# DIRECTION:
Each entry in the listing below should be restated word for word.

# DATA LINES:
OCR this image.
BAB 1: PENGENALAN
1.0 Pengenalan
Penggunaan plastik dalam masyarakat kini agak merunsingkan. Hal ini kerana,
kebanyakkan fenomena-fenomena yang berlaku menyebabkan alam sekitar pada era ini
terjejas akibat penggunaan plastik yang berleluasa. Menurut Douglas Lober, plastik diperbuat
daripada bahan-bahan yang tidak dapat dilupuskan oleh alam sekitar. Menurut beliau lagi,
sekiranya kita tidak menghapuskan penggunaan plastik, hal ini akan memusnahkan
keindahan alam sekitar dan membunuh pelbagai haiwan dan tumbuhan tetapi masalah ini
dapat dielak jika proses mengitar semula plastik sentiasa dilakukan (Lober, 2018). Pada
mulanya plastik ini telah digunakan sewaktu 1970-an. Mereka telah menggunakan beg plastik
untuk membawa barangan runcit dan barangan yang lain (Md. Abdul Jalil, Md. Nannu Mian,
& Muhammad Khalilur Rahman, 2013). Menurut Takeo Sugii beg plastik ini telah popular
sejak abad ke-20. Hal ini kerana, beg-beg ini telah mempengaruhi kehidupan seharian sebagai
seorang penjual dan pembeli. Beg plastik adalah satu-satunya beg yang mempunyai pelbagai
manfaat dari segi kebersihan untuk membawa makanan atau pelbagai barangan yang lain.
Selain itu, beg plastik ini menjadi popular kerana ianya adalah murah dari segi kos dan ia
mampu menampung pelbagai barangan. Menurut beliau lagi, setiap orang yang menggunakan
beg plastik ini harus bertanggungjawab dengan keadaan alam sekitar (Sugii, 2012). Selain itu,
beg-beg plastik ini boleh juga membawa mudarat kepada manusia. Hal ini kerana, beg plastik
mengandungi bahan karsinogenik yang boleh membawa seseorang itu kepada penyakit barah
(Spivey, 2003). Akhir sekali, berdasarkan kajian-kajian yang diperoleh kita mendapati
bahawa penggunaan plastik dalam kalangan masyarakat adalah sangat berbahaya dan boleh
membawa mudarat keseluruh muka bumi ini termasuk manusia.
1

# ANSWER FOR THIS EXERCISE:
OCR this image.
BAB 1: PENGENALAN
1.0 Pengenalan
Penggunaan plastik dalam masyarakat kini agak merunsingkan. Hal ini kerana,
kebanyakkan fenomena-fenomena yang berlaku menyebabkan alam sekitar pada era ini
terjejas akibat penggunaan plastik yang berleluasa. Menurut Douglas Lober, plastik diperbuat
daripada bahan-bahan yang tidak dapat dilupuskan oleh alam sekitar. Menurut beliau lagi,
sekiranya kita tidak menghapuskan penggunaan plastik, hal ini akan memusnahkan
keindahan alam sekitar dan membunuh pelbagai haiwan dan tumbuhan tetapi masalah ini
dapat dielak jika proses mengitar semula plastik sentiasa dilakukan (Lober, 2018). Pada
mulanya plastik ini telah digunakan sewaktu 1970-an. Mereka telah menggunakan beg plastik
untuk membawa barangan runcit dan barangan yang lain (Md. Abdul Jalil, Md. Nannu Mian,
& Muhammad Khalilur Rahman, 2013). Menurut Takeo Sugii beg plastik ini telah popular
sejak abad ke-20. Hal ini kerana, beg-beg ini telah mempengaruhi kehidupan seharian sebagai
seorang penjual dan pembeli. Beg plastik adalah satu-satunya beg yang mempunyai pelbagai
manfaat dari segi kebersihan untuk membawa makanan atau pelbagai barangan yang lain.
Selain itu, beg plastik ini menjadi popular kerana ianya adalah murah dari segi kos dan ia
mampu menampung pelbagai barangan. Menurut beliau lagi, setiap orang yang menggunakan
beg plastik ini harus bertanggungjawab dengan keadaan alam sekitar (Sugii, 2012). Selain itu,
beg-beg plastik ini boleh juga membawa mudarat kepada manusia. Hal ini kerana, beg plastik
mengandungi bahan karsinogenik yang boleh membawa seseorang itu kepada penyakit barah
(Spivey, 2003). Akhir sekali, berdasarkan kajian-kajian yang diperoleh kita mendapati
bahawa penggunaan plastik dalam kalangan masyarakat adalah sangat berbahaya dan boleh
membawa mudarat keseluruh muka bumi ini termasuk manusia.
1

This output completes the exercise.